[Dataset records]
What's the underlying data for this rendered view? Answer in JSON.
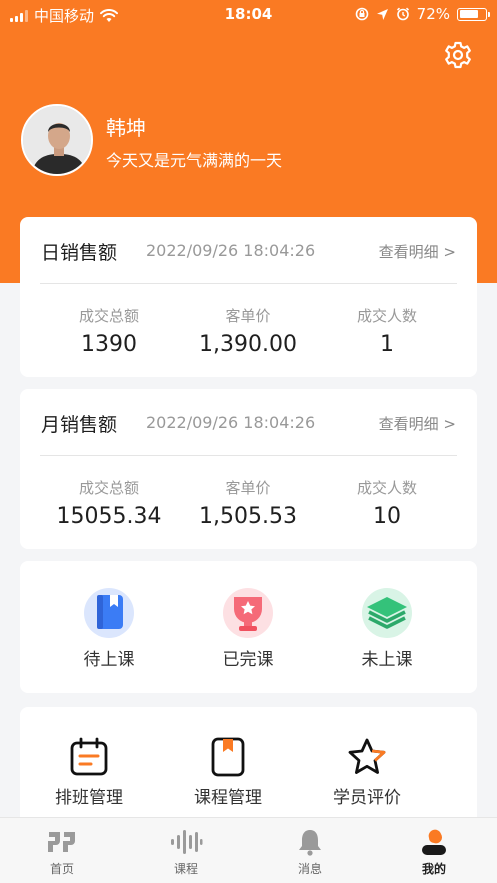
{
  "status_bar": {
    "carrier": "中国移动",
    "time": "18:04",
    "battery": "72%",
    "battery_level": 0.72
  },
  "profile": {
    "name": "韩坤",
    "motto": "今天又是元气满满的一天"
  },
  "daily_sales": {
    "title": "日销售额",
    "date": "2022/09/26 18:04:26",
    "link": "查看明细 >",
    "stats": [
      {
        "label": "成交总额",
        "value": "1390"
      },
      {
        "label": "客单价",
        "value": "1,390.00"
      },
      {
        "label": "成交人数",
        "value": "1"
      }
    ]
  },
  "monthly_sales": {
    "title": "月销售额",
    "date": "2022/09/26 18:04:26",
    "link": "查看明细 >",
    "stats": [
      {
        "label": "成交总额",
        "value": "15055.34"
      },
      {
        "label": "客单价",
        "value": "1,505.53"
      },
      {
        "label": "成交人数",
        "value": "10"
      }
    ]
  },
  "course_status": [
    {
      "label": "待上课",
      "icon": "book-icon"
    },
    {
      "label": "已完课",
      "icon": "trophy-icon"
    },
    {
      "label": "未上课",
      "icon": "layers-icon"
    }
  ],
  "management": [
    {
      "label": "排班管理",
      "icon": "calendar-icon"
    },
    {
      "label": "课程管理",
      "icon": "bookmark-icon"
    },
    {
      "label": "学员评价",
      "icon": "star-icon"
    }
  ],
  "tabs": [
    {
      "label": "首页",
      "icon": "home-logo-icon"
    },
    {
      "label": "课程",
      "icon": "waveform-icon"
    },
    {
      "label": "消息",
      "icon": "bell-icon"
    },
    {
      "label": "我的",
      "icon": "person-icon",
      "active": true
    }
  ],
  "colors": {
    "accent": "#fa7a23",
    "background": "#f4f5f7",
    "blue": "#3b7cf5",
    "pink": "#f56a78",
    "green": "#34c27a"
  }
}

§ **What is needed**: Copy the listing exactly. Any image in it stays out of the copy.

§ **Task result**:
What's the underlying data for this rendered view? Answer in JSON.
{
  "status_bar": {
    "carrier": "中国移动",
    "time": "18:04",
    "battery": "72%",
    "battery_level": 0.72
  },
  "profile": {
    "name": "韩坤",
    "motto": "今天又是元气满满的一天"
  },
  "daily_sales": {
    "title": "日销售额",
    "date": "2022/09/26 18:04:26",
    "link": "查看明细 >",
    "stats": [
      {
        "label": "成交总额",
        "value": "1390"
      },
      {
        "label": "客单价",
        "value": "1,390.00"
      },
      {
        "label": "成交人数",
        "value": "1"
      }
    ]
  },
  "monthly_sales": {
    "title": "月销售额",
    "date": "2022/09/26 18:04:26",
    "link": "查看明细 >",
    "stats": [
      {
        "label": "成交总额",
        "value": "15055.34"
      },
      {
        "label": "客单价",
        "value": "1,505.53"
      },
      {
        "label": "成交人数",
        "value": "10"
      }
    ]
  },
  "course_status": [
    {
      "label": "待上课",
      "icon": "book-icon"
    },
    {
      "label": "已完课",
      "icon": "trophy-icon"
    },
    {
      "label": "未上课",
      "icon": "layers-icon"
    }
  ],
  "management": [
    {
      "label": "排班管理",
      "icon": "calendar-icon"
    },
    {
      "label": "课程管理",
      "icon": "bookmark-icon"
    },
    {
      "label": "学员评价",
      "icon": "star-icon"
    }
  ],
  "tabs": [
    {
      "label": "首页",
      "icon": "home-logo-icon"
    },
    {
      "label": "课程",
      "icon": "waveform-icon"
    },
    {
      "label": "消息",
      "icon": "bell-icon"
    },
    {
      "label": "我的",
      "icon": "person-icon",
      "active": true
    }
  ],
  "colors": {
    "accent": "#fa7a23",
    "background": "#f4f5f7",
    "blue": "#3b7cf5",
    "pink": "#f56a78",
    "green": "#34c27a"
  }
}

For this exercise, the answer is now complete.